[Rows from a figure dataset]
• • • •

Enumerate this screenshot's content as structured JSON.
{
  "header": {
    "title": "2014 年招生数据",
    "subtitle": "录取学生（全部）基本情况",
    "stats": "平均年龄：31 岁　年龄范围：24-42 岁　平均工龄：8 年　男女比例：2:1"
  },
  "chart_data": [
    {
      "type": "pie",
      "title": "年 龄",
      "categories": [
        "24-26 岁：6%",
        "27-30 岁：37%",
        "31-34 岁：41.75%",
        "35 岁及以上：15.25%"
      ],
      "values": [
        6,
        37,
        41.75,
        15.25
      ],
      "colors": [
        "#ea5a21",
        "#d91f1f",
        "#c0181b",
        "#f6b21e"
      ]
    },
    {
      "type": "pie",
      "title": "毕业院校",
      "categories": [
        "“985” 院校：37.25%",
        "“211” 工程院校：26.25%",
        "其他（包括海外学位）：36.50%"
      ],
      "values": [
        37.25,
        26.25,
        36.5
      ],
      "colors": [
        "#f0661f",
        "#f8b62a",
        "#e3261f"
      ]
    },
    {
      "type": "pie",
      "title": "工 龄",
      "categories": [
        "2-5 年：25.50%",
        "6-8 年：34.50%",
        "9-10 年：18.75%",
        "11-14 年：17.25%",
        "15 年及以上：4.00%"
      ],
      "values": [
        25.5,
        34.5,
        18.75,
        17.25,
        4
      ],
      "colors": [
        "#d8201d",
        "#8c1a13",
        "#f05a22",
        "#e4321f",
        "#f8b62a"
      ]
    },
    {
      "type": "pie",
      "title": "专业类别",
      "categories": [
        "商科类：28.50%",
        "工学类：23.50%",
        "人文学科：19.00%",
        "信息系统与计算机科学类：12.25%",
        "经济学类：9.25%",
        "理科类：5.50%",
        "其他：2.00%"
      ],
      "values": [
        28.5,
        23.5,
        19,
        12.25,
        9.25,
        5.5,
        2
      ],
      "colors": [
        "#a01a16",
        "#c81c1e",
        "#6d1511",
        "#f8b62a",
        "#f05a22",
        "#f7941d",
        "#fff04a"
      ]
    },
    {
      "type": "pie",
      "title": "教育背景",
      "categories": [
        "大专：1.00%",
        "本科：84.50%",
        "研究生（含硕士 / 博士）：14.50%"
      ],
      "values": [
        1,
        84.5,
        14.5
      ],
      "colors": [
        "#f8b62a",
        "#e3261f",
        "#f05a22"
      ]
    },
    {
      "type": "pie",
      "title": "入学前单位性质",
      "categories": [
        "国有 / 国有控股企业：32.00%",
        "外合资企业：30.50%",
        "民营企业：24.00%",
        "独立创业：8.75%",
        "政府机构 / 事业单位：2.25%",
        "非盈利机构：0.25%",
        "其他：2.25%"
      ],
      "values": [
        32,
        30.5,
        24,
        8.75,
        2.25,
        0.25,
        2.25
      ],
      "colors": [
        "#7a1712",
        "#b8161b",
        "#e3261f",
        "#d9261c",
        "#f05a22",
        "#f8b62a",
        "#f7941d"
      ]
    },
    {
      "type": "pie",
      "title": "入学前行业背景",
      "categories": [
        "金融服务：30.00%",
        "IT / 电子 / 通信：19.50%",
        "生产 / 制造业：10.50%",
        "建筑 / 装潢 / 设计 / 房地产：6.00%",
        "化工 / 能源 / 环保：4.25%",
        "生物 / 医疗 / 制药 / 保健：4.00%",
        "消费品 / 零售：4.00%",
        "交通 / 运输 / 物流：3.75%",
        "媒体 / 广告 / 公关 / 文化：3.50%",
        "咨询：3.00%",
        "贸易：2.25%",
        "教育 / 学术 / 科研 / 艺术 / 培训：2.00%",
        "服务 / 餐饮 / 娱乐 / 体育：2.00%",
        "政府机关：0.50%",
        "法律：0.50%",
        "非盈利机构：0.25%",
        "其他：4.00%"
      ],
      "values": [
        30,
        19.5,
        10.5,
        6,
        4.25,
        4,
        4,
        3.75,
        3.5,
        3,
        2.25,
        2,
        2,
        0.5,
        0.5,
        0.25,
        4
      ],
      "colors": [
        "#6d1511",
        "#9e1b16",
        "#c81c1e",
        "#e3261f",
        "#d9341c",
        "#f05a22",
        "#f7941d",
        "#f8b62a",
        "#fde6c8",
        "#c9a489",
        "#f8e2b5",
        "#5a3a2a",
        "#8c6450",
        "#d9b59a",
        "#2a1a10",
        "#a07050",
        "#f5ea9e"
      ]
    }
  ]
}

• • • •

Take the entries and copy them out exactly.

▶ _Problem solution_
Enumerate this screenshot's content as structured JSON.
{
  "header": {
    "title": "2014 年招生数据",
    "subtitle": "录取学生（全部）基本情况",
    "stats": "平均年龄：31 岁　年龄范围：24-42 岁　平均工龄：8 年　男女比例：2:1"
  },
  "chart_data": [
    {
      "type": "pie",
      "title": "年 龄",
      "categories": [
        "24-26 岁：6%",
        "27-30 岁：37%",
        "31-34 岁：41.75%",
        "35 岁及以上：15.25%"
      ],
      "values": [
        6,
        37,
        41.75,
        15.25
      ],
      "colors": [
        "#ea5a21",
        "#d91f1f",
        "#c0181b",
        "#f6b21e"
      ]
    },
    {
      "type": "pie",
      "title": "毕业院校",
      "categories": [
        "“985” 院校：37.25%",
        "“211” 工程院校：26.25%",
        "其他（包括海外学位）：36.50%"
      ],
      "values": [
        37.25,
        26.25,
        36.5
      ],
      "colors": [
        "#f0661f",
        "#f8b62a",
        "#e3261f"
      ]
    },
    {
      "type": "pie",
      "title": "工 龄",
      "categories": [
        "2-5 年：25.50%",
        "6-8 年：34.50%",
        "9-10 年：18.75%",
        "11-14 年：17.25%",
        "15 年及以上：4.00%"
      ],
      "values": [
        25.5,
        34.5,
        18.75,
        17.25,
        4
      ],
      "colors": [
        "#d8201d",
        "#8c1a13",
        "#f05a22",
        "#e4321f",
        "#f8b62a"
      ]
    },
    {
      "type": "pie",
      "title": "专业类别",
      "categories": [
        "商科类：28.50%",
        "工学类：23.50%",
        "人文学科：19.00%",
        "信息系统与计算机科学类：12.25%",
        "经济学类：9.25%",
        "理科类：5.50%",
        "其他：2.00%"
      ],
      "values": [
        28.5,
        23.5,
        19,
        12.25,
        9.25,
        5.5,
        2
      ],
      "colors": [
        "#a01a16",
        "#c81c1e",
        "#6d1511",
        "#f8b62a",
        "#f05a22",
        "#f7941d",
        "#fff04a"
      ]
    },
    {
      "type": "pie",
      "title": "教育背景",
      "categories": [
        "大专：1.00%",
        "本科：84.50%",
        "研究生（含硕士 / 博士）：14.50%"
      ],
      "values": [
        1,
        84.5,
        14.5
      ],
      "colors": [
        "#f8b62a",
        "#e3261f",
        "#f05a22"
      ]
    },
    {
      "type": "pie",
      "title": "入学前单位性质",
      "categories": [
        "国有 / 国有控股企业：32.00%",
        "外合资企业：30.50%",
        "民营企业：24.00%",
        "独立创业：8.75%",
        "政府机构 / 事业单位：2.25%",
        "非盈利机构：0.25%",
        "其他：2.25%"
      ],
      "values": [
        32,
        30.5,
        24,
        8.75,
        2.25,
        0.25,
        2.25
      ],
      "colors": [
        "#7a1712",
        "#b8161b",
        "#e3261f",
        "#d9261c",
        "#f05a22",
        "#f8b62a",
        "#f7941d"
      ]
    },
    {
      "type": "pie",
      "title": "入学前行业背景",
      "categories": [
        "金融服务：30.00%",
        "IT / 电子 / 通信：19.50%",
        "生产 / 制造业：10.50%",
        "建筑 / 装潢 / 设计 / 房地产：6.00%",
        "化工 / 能源 / 环保：4.25%",
        "生物 / 医疗 / 制药 / 保健：4.00%",
        "消费品 / 零售：4.00%",
        "交通 / 运输 / 物流：3.75%",
        "媒体 / 广告 / 公关 / 文化：3.50%",
        "咨询：3.00%",
        "贸易：2.25%",
        "教育 / 学术 / 科研 / 艺术 / 培训：2.00%",
        "服务 / 餐饮 / 娱乐 / 体育：2.00%",
        "政府机关：0.50%",
        "法律：0.50%",
        "非盈利机构：0.25%",
        "其他：4.00%"
      ],
      "values": [
        30,
        19.5,
        10.5,
        6,
        4.25,
        4,
        4,
        3.75,
        3.5,
        3,
        2.25,
        2,
        2,
        0.5,
        0.5,
        0.25,
        4
      ],
      "colors": [
        "#6d1511",
        "#9e1b16",
        "#c81c1e",
        "#e3261f",
        "#d9341c",
        "#f05a22",
        "#f7941d",
        "#f8b62a",
        "#fde6c8",
        "#c9a489",
        "#f8e2b5",
        "#5a3a2a",
        "#8c6450",
        "#d9b59a",
        "#2a1a10",
        "#a07050",
        "#f5ea9e"
      ]
    }
  ]
}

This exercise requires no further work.